WRITTEN TASK —
Please quote the material exactly, every line of it.

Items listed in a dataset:
** START **

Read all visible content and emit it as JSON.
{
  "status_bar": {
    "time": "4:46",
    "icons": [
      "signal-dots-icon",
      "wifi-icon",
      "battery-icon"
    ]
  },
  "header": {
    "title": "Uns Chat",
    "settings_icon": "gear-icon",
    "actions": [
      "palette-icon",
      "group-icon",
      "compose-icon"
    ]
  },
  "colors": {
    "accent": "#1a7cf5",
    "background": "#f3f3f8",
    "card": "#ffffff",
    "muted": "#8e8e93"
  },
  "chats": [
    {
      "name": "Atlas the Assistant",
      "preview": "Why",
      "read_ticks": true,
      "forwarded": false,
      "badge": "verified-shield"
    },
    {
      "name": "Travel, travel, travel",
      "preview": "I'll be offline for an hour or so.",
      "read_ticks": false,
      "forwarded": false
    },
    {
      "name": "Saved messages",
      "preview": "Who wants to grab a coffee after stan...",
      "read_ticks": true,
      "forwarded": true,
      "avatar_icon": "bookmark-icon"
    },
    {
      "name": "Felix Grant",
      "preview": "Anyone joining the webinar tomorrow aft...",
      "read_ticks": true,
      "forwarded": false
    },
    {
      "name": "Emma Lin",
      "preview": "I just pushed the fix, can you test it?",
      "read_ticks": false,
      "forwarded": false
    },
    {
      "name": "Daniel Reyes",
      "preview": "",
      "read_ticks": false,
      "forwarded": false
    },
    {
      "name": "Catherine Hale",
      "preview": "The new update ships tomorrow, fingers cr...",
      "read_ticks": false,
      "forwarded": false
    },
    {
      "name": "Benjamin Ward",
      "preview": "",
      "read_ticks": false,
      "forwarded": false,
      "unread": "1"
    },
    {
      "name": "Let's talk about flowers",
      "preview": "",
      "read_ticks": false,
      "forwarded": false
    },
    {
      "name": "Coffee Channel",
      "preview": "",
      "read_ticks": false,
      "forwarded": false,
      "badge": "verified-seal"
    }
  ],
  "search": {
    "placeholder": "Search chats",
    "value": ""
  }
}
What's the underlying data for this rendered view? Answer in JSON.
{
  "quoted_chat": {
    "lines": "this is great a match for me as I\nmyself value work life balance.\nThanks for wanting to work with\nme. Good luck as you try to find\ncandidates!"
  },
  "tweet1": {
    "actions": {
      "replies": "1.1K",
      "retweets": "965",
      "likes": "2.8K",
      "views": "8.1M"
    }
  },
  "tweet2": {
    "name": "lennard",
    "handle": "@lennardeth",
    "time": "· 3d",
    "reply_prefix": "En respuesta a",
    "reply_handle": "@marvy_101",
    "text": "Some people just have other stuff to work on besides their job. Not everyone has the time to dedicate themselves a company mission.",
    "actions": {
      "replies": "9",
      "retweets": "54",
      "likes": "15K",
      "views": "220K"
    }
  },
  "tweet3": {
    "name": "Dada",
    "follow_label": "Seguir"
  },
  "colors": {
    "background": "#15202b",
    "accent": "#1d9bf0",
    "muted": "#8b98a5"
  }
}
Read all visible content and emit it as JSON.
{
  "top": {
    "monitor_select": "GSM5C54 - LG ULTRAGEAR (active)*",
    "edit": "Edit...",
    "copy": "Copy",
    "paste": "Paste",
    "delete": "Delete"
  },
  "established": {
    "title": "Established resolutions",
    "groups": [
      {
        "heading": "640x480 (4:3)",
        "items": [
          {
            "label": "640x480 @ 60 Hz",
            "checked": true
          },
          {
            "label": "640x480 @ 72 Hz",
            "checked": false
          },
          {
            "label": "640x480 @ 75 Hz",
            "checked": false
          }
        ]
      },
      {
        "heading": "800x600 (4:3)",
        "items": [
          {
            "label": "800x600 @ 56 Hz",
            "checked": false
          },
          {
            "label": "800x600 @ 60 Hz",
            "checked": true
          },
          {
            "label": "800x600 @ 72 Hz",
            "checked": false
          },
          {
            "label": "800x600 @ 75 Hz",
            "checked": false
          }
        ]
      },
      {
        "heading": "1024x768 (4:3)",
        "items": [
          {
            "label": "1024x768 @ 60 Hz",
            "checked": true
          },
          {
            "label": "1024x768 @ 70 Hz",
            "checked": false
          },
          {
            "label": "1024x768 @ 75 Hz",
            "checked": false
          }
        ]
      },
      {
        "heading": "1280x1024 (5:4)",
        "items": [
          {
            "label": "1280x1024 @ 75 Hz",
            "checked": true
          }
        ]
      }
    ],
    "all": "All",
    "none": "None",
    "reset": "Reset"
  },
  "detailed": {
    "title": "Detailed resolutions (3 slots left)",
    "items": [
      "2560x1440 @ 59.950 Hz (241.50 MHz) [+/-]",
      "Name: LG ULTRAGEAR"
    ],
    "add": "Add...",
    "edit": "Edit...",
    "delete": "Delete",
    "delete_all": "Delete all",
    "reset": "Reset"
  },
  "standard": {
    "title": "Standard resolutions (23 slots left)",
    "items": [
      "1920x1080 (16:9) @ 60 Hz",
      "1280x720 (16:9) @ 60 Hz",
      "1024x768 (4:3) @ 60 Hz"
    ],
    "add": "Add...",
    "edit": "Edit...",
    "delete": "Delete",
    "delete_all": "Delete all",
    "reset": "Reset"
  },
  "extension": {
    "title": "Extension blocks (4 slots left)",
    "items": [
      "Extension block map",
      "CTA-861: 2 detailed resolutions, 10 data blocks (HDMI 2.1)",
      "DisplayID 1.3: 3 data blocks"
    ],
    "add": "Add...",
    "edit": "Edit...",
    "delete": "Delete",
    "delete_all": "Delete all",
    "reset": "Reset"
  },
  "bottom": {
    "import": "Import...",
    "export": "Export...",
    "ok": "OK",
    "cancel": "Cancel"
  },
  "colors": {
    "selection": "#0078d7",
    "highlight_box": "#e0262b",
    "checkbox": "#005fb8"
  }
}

** END **

TASK RESULT —
Read all visible content and emit it as JSON.
{
  "status_bar": {
    "time": "4:46",
    "icons": [
      "signal-dots-icon",
      "wifi-icon",
      "battery-icon"
    ]
  },
  "header": {
    "title": "Uns Chat",
    "settings_icon": "gear-icon",
    "actions": [
      "palette-icon",
      "group-icon",
      "compose-icon"
    ]
  },
  "colors": {
    "accent": "#1a7cf5",
    "background": "#f3f3f8",
    "card": "#ffffff",
    "muted": "#8e8e93"
  },
  "chats": [
    {
      "name": "Atlas the Assistant",
      "preview": "Why",
      "read_ticks": true,
      "forwarded": false,
      "badge": "verified-shield"
    },
    {
      "name": "Travel, travel, travel",
      "preview": "I'll be offline for an hour or so.",
      "read_ticks": false,
      "forwarded": false
    },
    {
      "name": "Saved messages",
      "preview": "Who wants to grab a coffee after stan...",
      "read_ticks": true,
      "forwarded": true,
      "avatar_icon": "bookmark-icon"
    },
    {
      "name": "Felix Grant",
      "preview": "Anyone joining the webinar tomorrow aft...",
      "read_ticks": true,
      "forwarded": false
    },
    {
      "name": "Emma Lin",
      "preview": "I just pushed the fix, can you test it?",
      "read_ticks": false,
      "forwarded": false
    },
    {
      "name": "Daniel Reyes",
      "preview": "",
      "read_ticks": false,
      "forwarded": false
    },
    {
      "name": "Catherine Hale",
      "preview": "The new update ships tomorrow, fingers cr...",
      "read_ticks": false,
      "forwarded": false
    },
    {
      "name": "Benjamin Ward",
      "preview": "",
      "read_ticks": false,
      "forwarded": false,
      "unread": "1"
    },
    {
      "name": "Let's talk about flowers",
      "preview": "",
      "read_ticks": false,
      "forwarded": false
    },
    {
      "name": "Coffee Channel",
      "preview": "",
      "read_ticks": false,
      "forwarded": false,
      "badge": "verified-seal"
    }
  ],
  "search": {
    "placeholder": "Search chats",
    "value": ""
  }
}
What's the underlying data for this rendered view? Answer in JSON.
{
  "quoted_chat": {
    "lines": "this is great a match for me as I\nmyself value work life balance.\nThanks for wanting to work with\nme. Good luck as you try to find\ncandidates!"
  },
  "tweet1": {
    "actions": {
      "replies": "1.1K",
      "retweets": "965",
      "likes": "2.8K",
      "views": "8.1M"
    }
  },
  "tweet2": {
    "name": "lennard",
    "handle": "@lennardeth",
    "time": "· 3d",
    "reply_prefix": "En respuesta a",
    "reply_handle": "@marvy_101",
    "text": "Some people just have other stuff to work on besides their job. Not everyone has the time to dedicate themselves a company mission.",
    "actions": {
      "replies": "9",
      "retweets": "54",
      "likes": "15K",
      "views": "220K"
    }
  },
  "tweet3": {
    "name": "Dada",
    "follow_label": "Seguir"
  },
  "colors": {
    "background": "#15202b",
    "accent": "#1d9bf0",
    "muted": "#8b98a5"
  }
}
Read all visible content and emit it as JSON.
{
  "top": {
    "monitor_select": "GSM5C54 - LG ULTRAGEAR (active)*",
    "edit": "Edit...",
    "copy": "Copy",
    "paste": "Paste",
    "delete": "Delete"
  },
  "established": {
    "title": "Established resolutions",
    "groups": [
      {
        "heading": "640x480 (4:3)",
        "items": [
          {
            "label": "640x480 @ 60 Hz",
            "checked": true
          },
          {
            "label": "640x480 @ 72 Hz",
            "checked": false
          },
          {
            "label": "640x480 @ 75 Hz",
            "checked": false
          }
        ]
      },
      {
        "heading": "800x600 (4:3)",
        "items": [
          {
            "label": "800x600 @ 56 Hz",
            "checked": false
          },
          {
            "label": "800x600 @ 60 Hz",
            "checked": true
          },
          {
            "label": "800x600 @ 72 Hz",
            "checked": false
          },
          {
            "label": "800x600 @ 75 Hz",
            "checked": false
          }
        ]
      },
      {
        "heading": "1024x768 (4:3)",
        "items": [
          {
            "label": "1024x768 @ 60 Hz",
            "checked": true
          },
          {
            "label": "1024x768 @ 70 Hz",
            "checked": false
          },
          {
            "label": "1024x768 @ 75 Hz",
            "checked": false
          }
        ]
      },
      {
        "heading": "1280x1024 (5:4)",
        "items": [
          {
            "label": "1280x1024 @ 75 Hz",
            "checked": true
          }
        ]
      }
    ],
    "all": "All",
    "none": "None",
    "reset": "Reset"
  },
  "detailed": {
    "title": "Detailed resolutions (3 slots left)",
    "items": [
      "2560x1440 @ 59.950 Hz (241.50 MHz) [+/-]",
      "Name: LG ULTRAGEAR"
    ],
    "add": "Add...",
    "edit": "Edit...",
    "delete": "Delete",
    "delete_all": "Delete all",
    "reset": "Reset"
  },
  "standard": {
    "title": "Standard resolutions (23 slots left)",
    "items": [
      "1920x1080 (16:9) @ 60 Hz",
      "1280x720 (16:9) @ 60 Hz",
      "1024x768 (4:3) @ 60 Hz"
    ],
    "add": "Add...",
    "edit": "Edit...",
    "delete": "Delete",
    "delete_all": "Delete all",
    "reset": "Reset"
  },
  "extension": {
    "title": "Extension blocks (4 slots left)",
    "items": [
      "Extension block map",
      "CTA-861: 2 detailed resolutions, 10 data blocks (HDMI 2.1)",
      "DisplayID 1.3: 3 data blocks"
    ],
    "add": "Add...",
    "edit": "Edit...",
    "delete": "Delete",
    "delete_all": "Delete all",
    "reset": "Reset"
  },
  "bottom": {
    "import": "Import...",
    "export": "Export...",
    "ok": "OK",
    "cancel": "Cancel"
  },
  "colors": {
    "selection": "#0078d7",
    "highlight_box": "#e0262b",
    "checkbox": "#005fb8"
  }
}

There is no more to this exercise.